## Required task
Show each line from the listing that includes the word "Calibration".

## Listed records
* Begin *

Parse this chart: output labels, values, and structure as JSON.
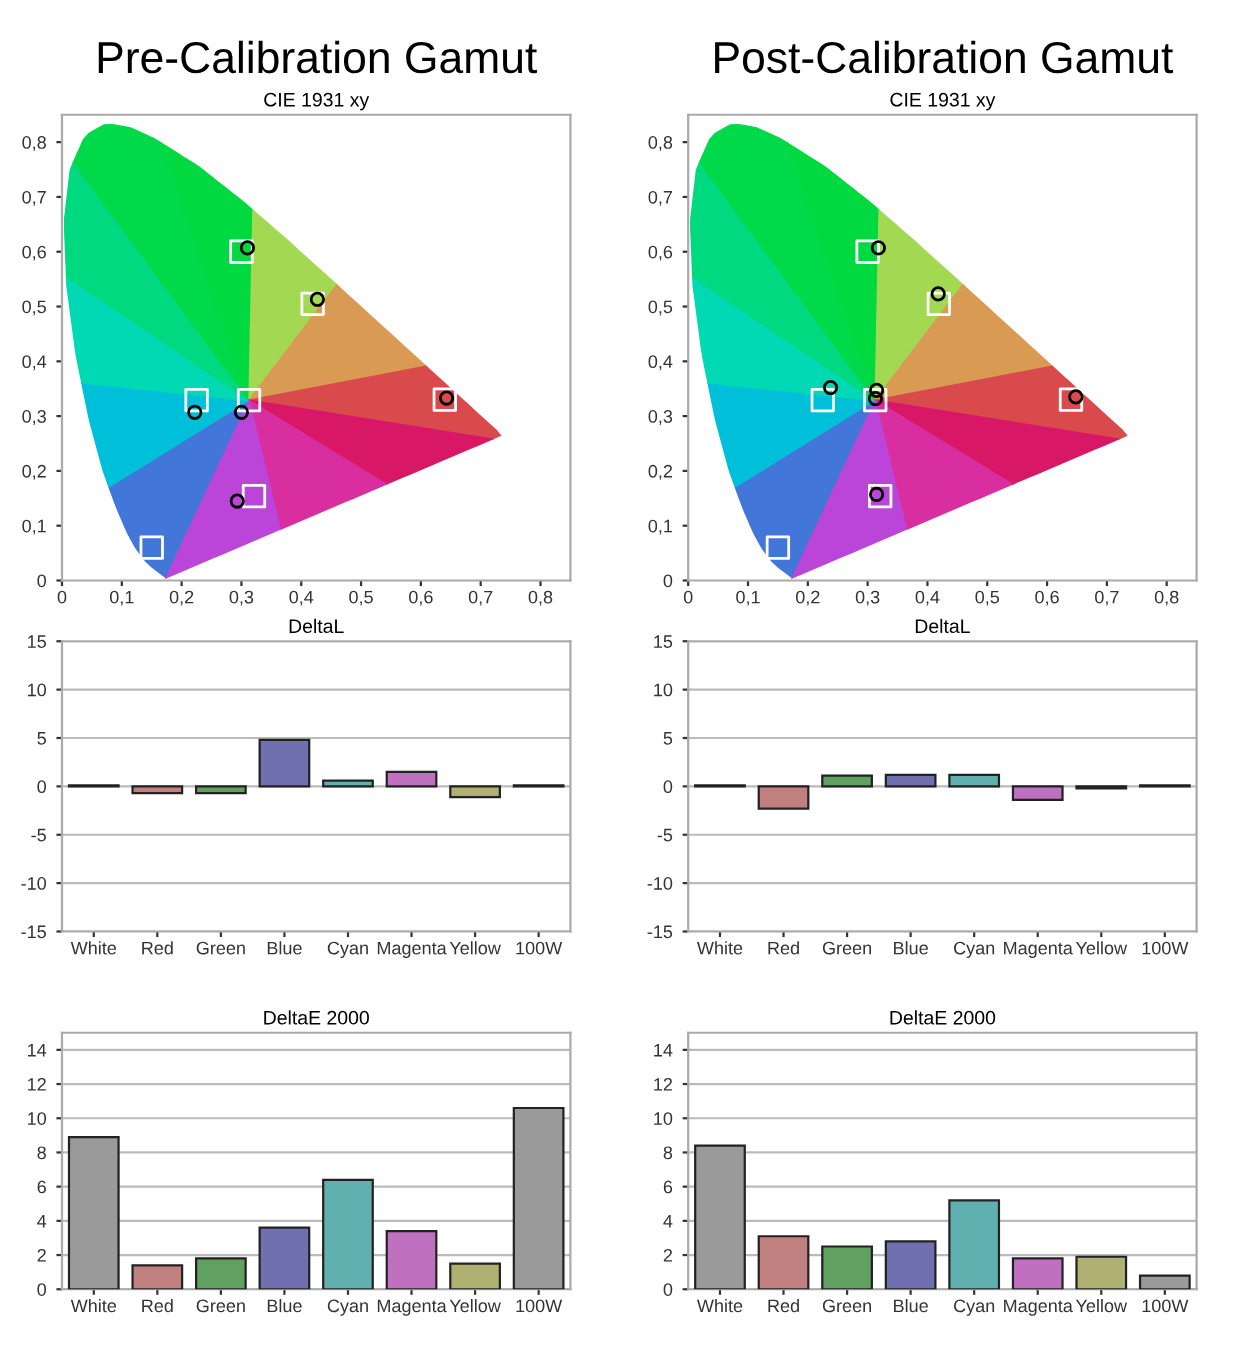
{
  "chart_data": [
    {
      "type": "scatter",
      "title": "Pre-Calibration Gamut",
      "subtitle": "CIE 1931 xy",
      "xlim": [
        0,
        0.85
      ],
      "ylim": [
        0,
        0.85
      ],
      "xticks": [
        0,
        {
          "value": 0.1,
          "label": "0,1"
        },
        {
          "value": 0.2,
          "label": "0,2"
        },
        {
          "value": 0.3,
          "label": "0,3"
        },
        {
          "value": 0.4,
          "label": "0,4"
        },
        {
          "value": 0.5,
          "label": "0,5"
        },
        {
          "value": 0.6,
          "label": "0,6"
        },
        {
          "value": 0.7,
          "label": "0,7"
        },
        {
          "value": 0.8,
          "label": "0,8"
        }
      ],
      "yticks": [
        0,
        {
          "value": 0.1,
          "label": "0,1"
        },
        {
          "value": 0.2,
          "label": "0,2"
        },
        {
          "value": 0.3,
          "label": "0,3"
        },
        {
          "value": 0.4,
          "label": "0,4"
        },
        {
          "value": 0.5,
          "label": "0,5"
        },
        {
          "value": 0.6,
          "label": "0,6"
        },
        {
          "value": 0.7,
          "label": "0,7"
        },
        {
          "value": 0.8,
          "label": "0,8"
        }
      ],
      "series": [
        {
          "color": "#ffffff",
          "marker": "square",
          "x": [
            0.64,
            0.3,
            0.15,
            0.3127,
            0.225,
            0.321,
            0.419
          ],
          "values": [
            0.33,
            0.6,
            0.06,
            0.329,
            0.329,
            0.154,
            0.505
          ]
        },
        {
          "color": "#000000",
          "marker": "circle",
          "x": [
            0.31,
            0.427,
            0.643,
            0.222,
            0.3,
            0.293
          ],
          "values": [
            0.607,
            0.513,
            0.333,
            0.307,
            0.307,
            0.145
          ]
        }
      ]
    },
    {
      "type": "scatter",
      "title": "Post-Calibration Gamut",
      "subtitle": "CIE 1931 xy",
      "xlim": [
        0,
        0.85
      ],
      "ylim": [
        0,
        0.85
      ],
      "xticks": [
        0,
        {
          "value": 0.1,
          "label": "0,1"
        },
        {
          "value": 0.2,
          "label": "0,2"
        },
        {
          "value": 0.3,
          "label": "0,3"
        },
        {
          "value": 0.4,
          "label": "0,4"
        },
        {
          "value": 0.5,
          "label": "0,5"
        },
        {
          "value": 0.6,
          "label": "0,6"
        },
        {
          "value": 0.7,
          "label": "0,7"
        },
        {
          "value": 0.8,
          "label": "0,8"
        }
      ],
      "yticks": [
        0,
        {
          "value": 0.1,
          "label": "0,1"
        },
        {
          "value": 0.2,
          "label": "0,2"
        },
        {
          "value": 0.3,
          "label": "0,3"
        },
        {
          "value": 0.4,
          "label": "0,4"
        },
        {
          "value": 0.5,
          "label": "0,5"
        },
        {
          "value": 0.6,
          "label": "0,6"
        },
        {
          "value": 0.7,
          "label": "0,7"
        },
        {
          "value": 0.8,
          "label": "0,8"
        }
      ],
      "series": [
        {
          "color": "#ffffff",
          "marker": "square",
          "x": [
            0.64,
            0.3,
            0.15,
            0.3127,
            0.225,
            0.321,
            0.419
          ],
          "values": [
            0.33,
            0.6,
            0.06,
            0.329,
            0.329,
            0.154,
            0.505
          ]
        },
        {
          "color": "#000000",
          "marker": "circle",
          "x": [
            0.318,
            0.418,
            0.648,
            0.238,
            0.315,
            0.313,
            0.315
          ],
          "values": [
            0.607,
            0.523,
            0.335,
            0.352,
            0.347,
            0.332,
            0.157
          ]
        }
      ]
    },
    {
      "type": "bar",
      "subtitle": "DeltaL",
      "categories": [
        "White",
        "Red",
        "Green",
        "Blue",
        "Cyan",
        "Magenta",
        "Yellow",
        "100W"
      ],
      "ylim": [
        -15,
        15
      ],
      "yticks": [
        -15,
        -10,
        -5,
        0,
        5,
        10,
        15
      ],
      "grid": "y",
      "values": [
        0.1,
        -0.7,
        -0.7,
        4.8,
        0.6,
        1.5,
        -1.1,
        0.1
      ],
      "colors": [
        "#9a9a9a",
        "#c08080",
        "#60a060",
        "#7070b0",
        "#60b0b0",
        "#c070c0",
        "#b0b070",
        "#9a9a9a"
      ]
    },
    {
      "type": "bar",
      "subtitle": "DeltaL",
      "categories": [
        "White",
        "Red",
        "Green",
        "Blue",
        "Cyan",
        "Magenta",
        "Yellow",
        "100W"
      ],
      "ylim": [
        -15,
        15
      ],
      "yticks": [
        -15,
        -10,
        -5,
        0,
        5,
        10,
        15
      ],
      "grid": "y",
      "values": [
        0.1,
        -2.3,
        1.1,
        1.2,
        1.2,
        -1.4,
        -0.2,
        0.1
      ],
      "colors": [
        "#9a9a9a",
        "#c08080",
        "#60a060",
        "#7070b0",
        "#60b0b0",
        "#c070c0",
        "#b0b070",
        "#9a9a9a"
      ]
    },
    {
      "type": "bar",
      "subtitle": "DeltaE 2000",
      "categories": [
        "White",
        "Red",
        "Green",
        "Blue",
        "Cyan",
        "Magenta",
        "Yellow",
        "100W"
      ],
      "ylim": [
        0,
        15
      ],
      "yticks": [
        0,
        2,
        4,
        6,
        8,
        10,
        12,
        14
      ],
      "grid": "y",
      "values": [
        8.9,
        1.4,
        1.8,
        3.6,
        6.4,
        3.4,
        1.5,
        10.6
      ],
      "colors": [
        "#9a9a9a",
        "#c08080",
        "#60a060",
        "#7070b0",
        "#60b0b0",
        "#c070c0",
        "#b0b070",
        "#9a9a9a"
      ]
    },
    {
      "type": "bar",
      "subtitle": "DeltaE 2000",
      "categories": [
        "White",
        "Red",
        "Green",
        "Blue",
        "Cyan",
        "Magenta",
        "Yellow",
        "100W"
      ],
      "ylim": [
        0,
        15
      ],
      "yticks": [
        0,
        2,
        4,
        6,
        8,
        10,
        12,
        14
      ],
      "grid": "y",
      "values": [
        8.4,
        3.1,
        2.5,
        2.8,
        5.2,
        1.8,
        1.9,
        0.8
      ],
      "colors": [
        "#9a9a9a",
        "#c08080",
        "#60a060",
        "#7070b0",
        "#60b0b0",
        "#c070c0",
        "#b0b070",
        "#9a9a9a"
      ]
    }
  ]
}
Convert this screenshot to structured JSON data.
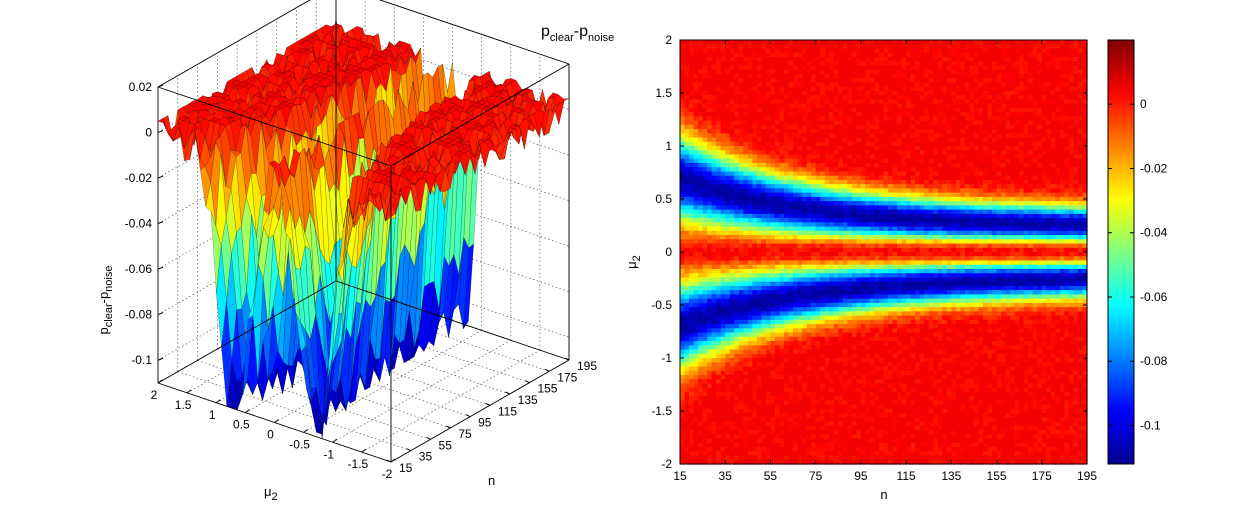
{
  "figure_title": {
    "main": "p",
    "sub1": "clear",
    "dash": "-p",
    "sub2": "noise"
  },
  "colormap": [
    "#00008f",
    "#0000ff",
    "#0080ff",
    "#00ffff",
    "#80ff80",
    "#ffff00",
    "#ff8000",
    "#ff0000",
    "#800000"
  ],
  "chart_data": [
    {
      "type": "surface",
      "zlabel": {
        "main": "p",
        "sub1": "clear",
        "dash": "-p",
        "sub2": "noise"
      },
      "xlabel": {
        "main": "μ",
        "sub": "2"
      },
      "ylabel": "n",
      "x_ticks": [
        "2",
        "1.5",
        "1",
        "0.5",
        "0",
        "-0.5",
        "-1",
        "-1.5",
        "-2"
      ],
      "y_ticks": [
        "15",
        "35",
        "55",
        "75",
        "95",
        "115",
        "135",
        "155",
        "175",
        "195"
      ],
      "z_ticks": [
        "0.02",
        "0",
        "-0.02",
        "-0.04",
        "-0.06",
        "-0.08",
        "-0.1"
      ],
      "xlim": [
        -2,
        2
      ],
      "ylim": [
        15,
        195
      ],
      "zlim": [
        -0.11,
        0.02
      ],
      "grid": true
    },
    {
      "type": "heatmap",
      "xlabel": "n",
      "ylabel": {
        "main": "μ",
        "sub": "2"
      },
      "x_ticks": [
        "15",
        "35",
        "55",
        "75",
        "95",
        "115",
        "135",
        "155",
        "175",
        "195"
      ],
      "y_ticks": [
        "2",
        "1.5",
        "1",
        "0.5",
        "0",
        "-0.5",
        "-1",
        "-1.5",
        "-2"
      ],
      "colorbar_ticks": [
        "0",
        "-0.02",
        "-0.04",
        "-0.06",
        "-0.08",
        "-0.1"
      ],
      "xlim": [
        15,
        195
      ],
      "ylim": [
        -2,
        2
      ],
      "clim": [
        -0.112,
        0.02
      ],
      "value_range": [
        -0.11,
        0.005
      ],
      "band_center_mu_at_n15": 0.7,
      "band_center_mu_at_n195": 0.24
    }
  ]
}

* End *

## Problem solution
      "title": "Pre-Calibration Gamut",
      "title": "Post-Calibration Gamut",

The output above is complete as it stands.